====== Input ======

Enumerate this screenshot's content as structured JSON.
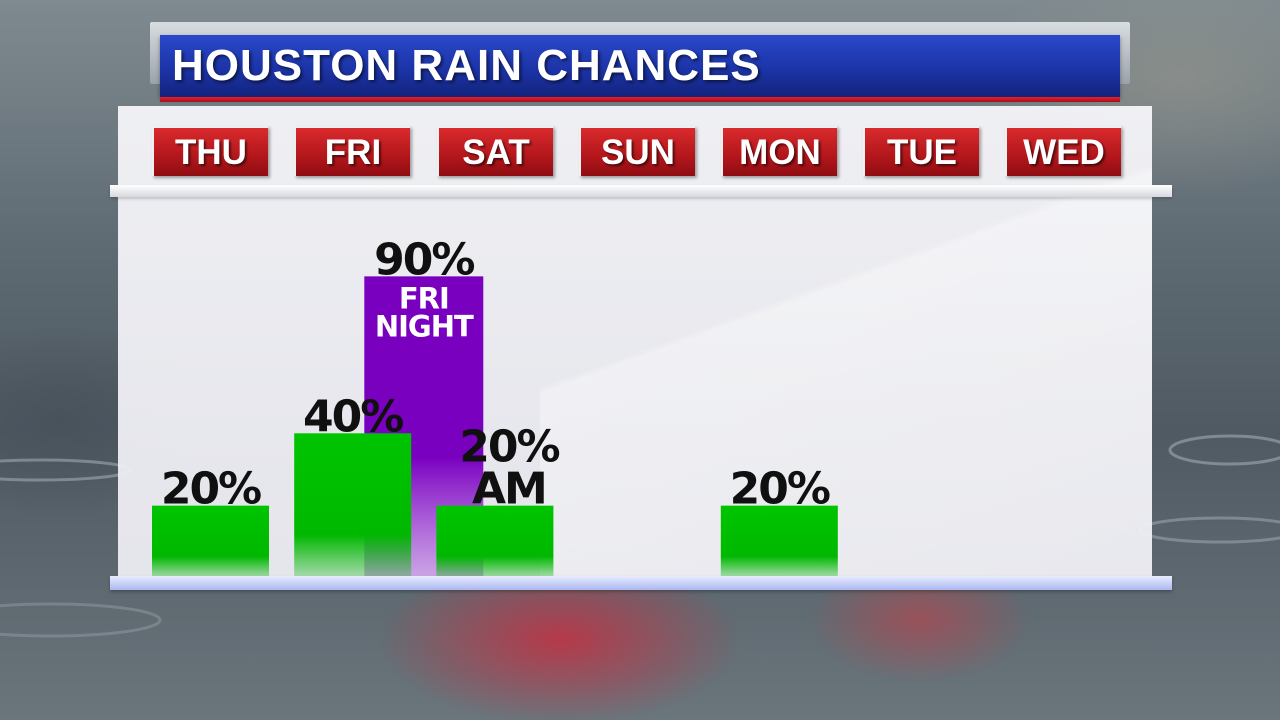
{
  "title": "HOUSTON RAIN CHANCES",
  "days": [
    "THU",
    "FRI",
    "SAT",
    "SUN",
    "MON",
    "TUE",
    "WED"
  ],
  "colors": {
    "title_bar": "#1c34a8",
    "day_tab": "#b2161b",
    "daytime_bar": "#00c000",
    "night_bar": "#7a00c0"
  },
  "chart_data": {
    "type": "bar",
    "title": "HOUSTON RAIN CHANCES",
    "xlabel": "",
    "ylabel": "",
    "ylim": [
      0,
      100
    ],
    "categories": [
      "THU",
      "FRI",
      "SAT",
      "SUN",
      "MON",
      "TUE",
      "WED"
    ],
    "values": [
      20,
      40,
      20,
      null,
      20,
      null,
      null
    ],
    "value_labels": [
      "20%",
      "40%",
      "20%",
      "",
      "20%",
      "",
      ""
    ],
    "sub_labels": [
      "",
      "",
      "AM",
      "",
      "",
      "",
      ""
    ],
    "extra_bars": [
      {
        "category": "FRI",
        "period": "FRI NIGHT",
        "value": 90,
        "label": "90%",
        "inner_label": [
          "FRI",
          "NIGHT"
        ]
      }
    ],
    "grid": false,
    "legend": "none"
  }
}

======

▶ Required work
Every line should be retyped exactly, with the pictures omitted.

▶ Complete answer
Enumerate this screenshot's content as structured JSON.
{
  "title": "HOUSTON RAIN CHANCES",
  "days": [
    "THU",
    "FRI",
    "SAT",
    "SUN",
    "MON",
    "TUE",
    "WED"
  ],
  "colors": {
    "title_bar": "#1c34a8",
    "day_tab": "#b2161b",
    "daytime_bar": "#00c000",
    "night_bar": "#7a00c0"
  },
  "chart_data": {
    "type": "bar",
    "title": "HOUSTON RAIN CHANCES",
    "xlabel": "",
    "ylabel": "",
    "ylim": [
      0,
      100
    ],
    "categories": [
      "THU",
      "FRI",
      "SAT",
      "SUN",
      "MON",
      "TUE",
      "WED"
    ],
    "values": [
      20,
      40,
      20,
      null,
      20,
      null,
      null
    ],
    "value_labels": [
      "20%",
      "40%",
      "20%",
      "",
      "20%",
      "",
      ""
    ],
    "sub_labels": [
      "",
      "",
      "AM",
      "",
      "",
      "",
      ""
    ],
    "extra_bars": [
      {
        "category": "FRI",
        "period": "FRI NIGHT",
        "value": 90,
        "label": "90%",
        "inner_label": [
          "FRI",
          "NIGHT"
        ]
      }
    ],
    "grid": false,
    "legend": "none"
  }
}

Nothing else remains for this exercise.